**TASK TO COMPLETE**
Copy every record below word for word, but leave out the pictures.

**THE DATA**
- - -
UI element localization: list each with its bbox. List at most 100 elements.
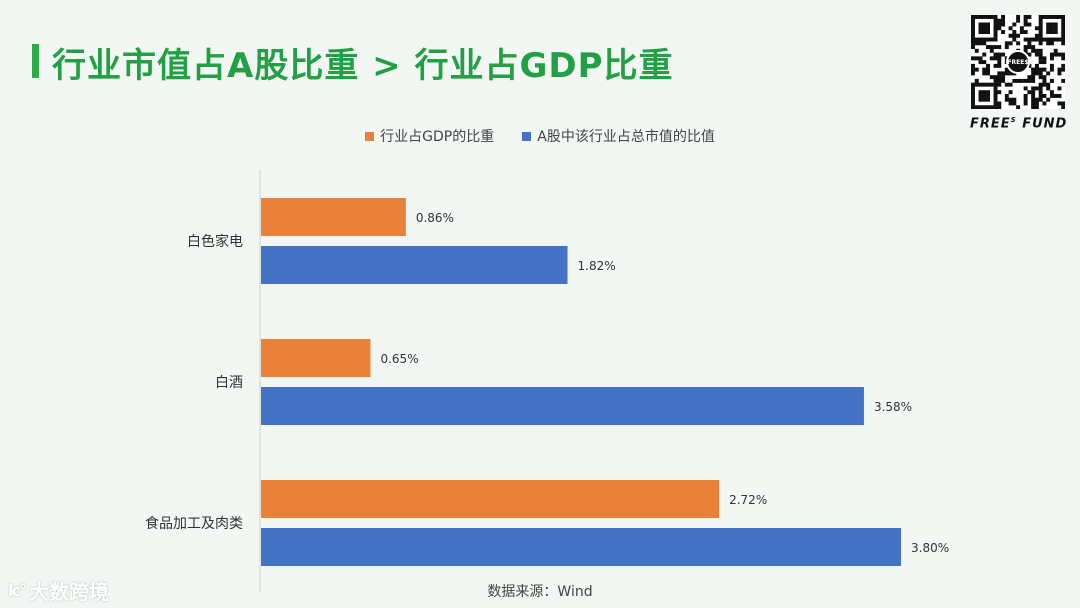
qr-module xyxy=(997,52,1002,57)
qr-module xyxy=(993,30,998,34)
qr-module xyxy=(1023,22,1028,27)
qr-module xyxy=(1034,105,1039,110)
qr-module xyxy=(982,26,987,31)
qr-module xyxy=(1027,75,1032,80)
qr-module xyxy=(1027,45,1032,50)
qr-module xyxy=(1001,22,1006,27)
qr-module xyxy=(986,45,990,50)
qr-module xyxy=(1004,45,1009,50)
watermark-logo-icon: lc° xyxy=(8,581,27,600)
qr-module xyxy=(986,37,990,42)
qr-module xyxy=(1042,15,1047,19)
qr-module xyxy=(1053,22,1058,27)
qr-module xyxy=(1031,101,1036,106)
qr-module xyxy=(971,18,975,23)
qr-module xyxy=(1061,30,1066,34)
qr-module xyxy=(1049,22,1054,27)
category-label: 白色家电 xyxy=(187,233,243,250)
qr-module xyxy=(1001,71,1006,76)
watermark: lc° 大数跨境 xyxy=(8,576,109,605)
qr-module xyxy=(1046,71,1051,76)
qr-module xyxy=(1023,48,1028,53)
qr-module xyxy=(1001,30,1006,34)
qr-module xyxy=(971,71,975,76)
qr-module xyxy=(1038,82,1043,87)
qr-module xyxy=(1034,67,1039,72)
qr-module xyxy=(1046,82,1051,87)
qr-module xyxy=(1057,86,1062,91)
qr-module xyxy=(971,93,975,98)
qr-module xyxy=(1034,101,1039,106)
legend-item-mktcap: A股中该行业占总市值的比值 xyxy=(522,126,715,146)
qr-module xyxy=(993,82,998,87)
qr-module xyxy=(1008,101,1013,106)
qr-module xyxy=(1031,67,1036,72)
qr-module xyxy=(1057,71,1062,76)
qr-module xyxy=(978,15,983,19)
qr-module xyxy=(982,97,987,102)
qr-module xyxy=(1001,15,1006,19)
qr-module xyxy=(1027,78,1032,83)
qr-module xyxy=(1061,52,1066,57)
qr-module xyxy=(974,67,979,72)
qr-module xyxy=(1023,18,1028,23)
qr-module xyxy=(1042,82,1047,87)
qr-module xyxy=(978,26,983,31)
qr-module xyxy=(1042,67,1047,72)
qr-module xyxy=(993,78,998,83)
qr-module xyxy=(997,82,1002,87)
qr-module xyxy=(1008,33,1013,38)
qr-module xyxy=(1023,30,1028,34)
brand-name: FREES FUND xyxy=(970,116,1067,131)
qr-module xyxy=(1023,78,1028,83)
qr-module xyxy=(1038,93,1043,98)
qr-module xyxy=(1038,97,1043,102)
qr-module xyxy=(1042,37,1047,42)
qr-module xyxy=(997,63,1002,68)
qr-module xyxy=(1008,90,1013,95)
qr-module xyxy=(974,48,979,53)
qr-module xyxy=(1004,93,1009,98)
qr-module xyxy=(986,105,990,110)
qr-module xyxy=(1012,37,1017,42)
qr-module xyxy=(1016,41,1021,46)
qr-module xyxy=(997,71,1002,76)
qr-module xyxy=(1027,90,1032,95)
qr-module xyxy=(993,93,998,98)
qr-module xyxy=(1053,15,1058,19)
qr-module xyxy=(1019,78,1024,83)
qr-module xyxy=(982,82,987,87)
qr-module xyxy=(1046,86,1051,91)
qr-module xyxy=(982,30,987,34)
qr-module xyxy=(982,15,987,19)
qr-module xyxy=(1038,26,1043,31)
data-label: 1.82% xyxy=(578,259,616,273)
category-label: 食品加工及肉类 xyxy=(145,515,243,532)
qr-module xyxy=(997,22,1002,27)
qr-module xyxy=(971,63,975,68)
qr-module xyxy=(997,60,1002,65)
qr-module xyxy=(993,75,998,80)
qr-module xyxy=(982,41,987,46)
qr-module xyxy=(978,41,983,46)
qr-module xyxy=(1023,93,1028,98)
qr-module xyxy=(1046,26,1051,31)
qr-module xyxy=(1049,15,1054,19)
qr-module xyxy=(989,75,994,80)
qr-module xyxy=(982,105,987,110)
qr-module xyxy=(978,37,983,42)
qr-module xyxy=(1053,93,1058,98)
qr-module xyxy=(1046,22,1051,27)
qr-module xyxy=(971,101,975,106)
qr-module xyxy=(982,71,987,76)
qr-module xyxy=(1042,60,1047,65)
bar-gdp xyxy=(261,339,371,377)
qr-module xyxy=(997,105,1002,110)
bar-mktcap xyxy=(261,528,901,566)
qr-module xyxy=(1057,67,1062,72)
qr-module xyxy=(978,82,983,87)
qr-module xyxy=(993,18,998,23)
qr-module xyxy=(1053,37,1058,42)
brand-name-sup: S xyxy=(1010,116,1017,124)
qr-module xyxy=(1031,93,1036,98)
- - -
**SOLUTION FOR THIS PROBLEM**
UI element localization: list each with its bbox. List at most 100 elements.
qr-module xyxy=(997,52,1002,57)
qr-module xyxy=(993,30,998,34)
qr-module xyxy=(1023,22,1028,27)
qr-module xyxy=(1034,105,1039,110)
qr-module xyxy=(982,26,987,31)
qr-module xyxy=(1027,75,1032,80)
qr-module xyxy=(1027,45,1032,50)
qr-module xyxy=(1001,22,1006,27)
qr-module xyxy=(986,45,990,50)
qr-module xyxy=(1004,45,1009,50)
watermark-logo-icon: lc° xyxy=(8,581,27,600)
qr-module xyxy=(986,37,990,42)
qr-module xyxy=(1042,15,1047,19)
qr-module xyxy=(1053,22,1058,27)
qr-module xyxy=(1031,101,1036,106)
qr-module xyxy=(971,18,975,23)
qr-module xyxy=(1061,30,1066,34)
qr-module xyxy=(1049,22,1054,27)
category-label: 白色家电 xyxy=(187,233,243,250)
qr-module xyxy=(1001,71,1006,76)
watermark: lc° 大数跨境 xyxy=(8,576,109,605)
qr-module xyxy=(1046,71,1051,76)
qr-module xyxy=(1023,48,1028,53)
qr-module xyxy=(1001,30,1006,34)
qr-module xyxy=(971,71,975,76)
qr-module xyxy=(1038,82,1043,87)
qr-module xyxy=(1034,67,1039,72)
qr-module xyxy=(1046,82,1051,87)
qr-module xyxy=(1057,86,1062,91)
qr-module xyxy=(971,93,975,98)
qr-module xyxy=(1034,101,1039,106)
legend-item-mktcap: A股中该行业占总市值的比值 xyxy=(522,126,715,146)
qr-module xyxy=(993,82,998,87)
qr-module xyxy=(1008,101,1013,106)
qr-module xyxy=(1031,67,1036,72)
qr-module xyxy=(1057,71,1062,76)
qr-module xyxy=(978,15,983,19)
qr-module xyxy=(982,97,987,102)
qr-module xyxy=(1001,15,1006,19)
qr-module xyxy=(1027,78,1032,83)
qr-module xyxy=(1061,52,1066,57)
qr-module xyxy=(974,67,979,72)
qr-module xyxy=(1023,18,1028,23)
qr-module xyxy=(1042,82,1047,87)
qr-module xyxy=(978,26,983,31)
qr-module xyxy=(1042,67,1047,72)
qr-module xyxy=(993,78,998,83)
qr-module xyxy=(997,82,1002,87)
qr-module xyxy=(1008,33,1013,38)
qr-module xyxy=(1023,30,1028,34)
brand-name: FREES FUND xyxy=(970,116,1067,131)
qr-module xyxy=(1023,78,1028,83)
qr-module xyxy=(1038,93,1043,98)
qr-module xyxy=(1038,97,1043,102)
qr-module xyxy=(1042,37,1047,42)
qr-module xyxy=(997,63,1002,68)
qr-module xyxy=(1008,90,1013,95)
qr-module xyxy=(974,48,979,53)
qr-module xyxy=(1004,93,1009,98)
qr-module xyxy=(986,105,990,110)
qr-module xyxy=(1012,37,1017,42)
qr-module xyxy=(1016,41,1021,46)
qr-module xyxy=(997,71,1002,76)
qr-module xyxy=(1027,90,1032,95)
qr-module xyxy=(993,93,998,98)
qr-module xyxy=(1053,15,1058,19)
qr-module xyxy=(1019,78,1024,83)
qr-module xyxy=(982,82,987,87)
qr-module xyxy=(1046,86,1051,91)
qr-module xyxy=(982,30,987,34)
qr-module xyxy=(982,15,987,19)
qr-module xyxy=(1038,26,1043,31)
data-label: 1.82% xyxy=(578,259,616,273)
category-label: 食品加工及肉类 xyxy=(145,515,243,532)
qr-module xyxy=(997,22,1002,27)
qr-module xyxy=(971,63,975,68)
qr-module xyxy=(997,60,1002,65)
qr-module xyxy=(993,75,998,80)
qr-module xyxy=(982,41,987,46)
qr-module xyxy=(978,41,983,46)
qr-module xyxy=(1023,93,1028,98)
qr-module xyxy=(1046,26,1051,31)
qr-module xyxy=(1049,15,1054,19)
qr-module xyxy=(989,75,994,80)
qr-module xyxy=(982,105,987,110)
qr-module xyxy=(978,37,983,42)
qr-module xyxy=(1053,93,1058,98)
qr-module xyxy=(1046,22,1051,27)
qr-module xyxy=(971,101,975,106)
qr-module xyxy=(982,71,987,76)
qr-module xyxy=(1042,60,1047,65)
bar-gdp xyxy=(261,339,371,377)
qr-module xyxy=(997,105,1002,110)
bar-mktcap xyxy=(261,528,901,566)
qr-module xyxy=(1057,67,1062,72)
qr-module xyxy=(978,82,983,87)
qr-module xyxy=(993,18,998,23)
qr-module xyxy=(1053,37,1058,42)
brand-name-sup: S xyxy=(1010,116,1017,124)
qr-module xyxy=(1031,93,1036,98)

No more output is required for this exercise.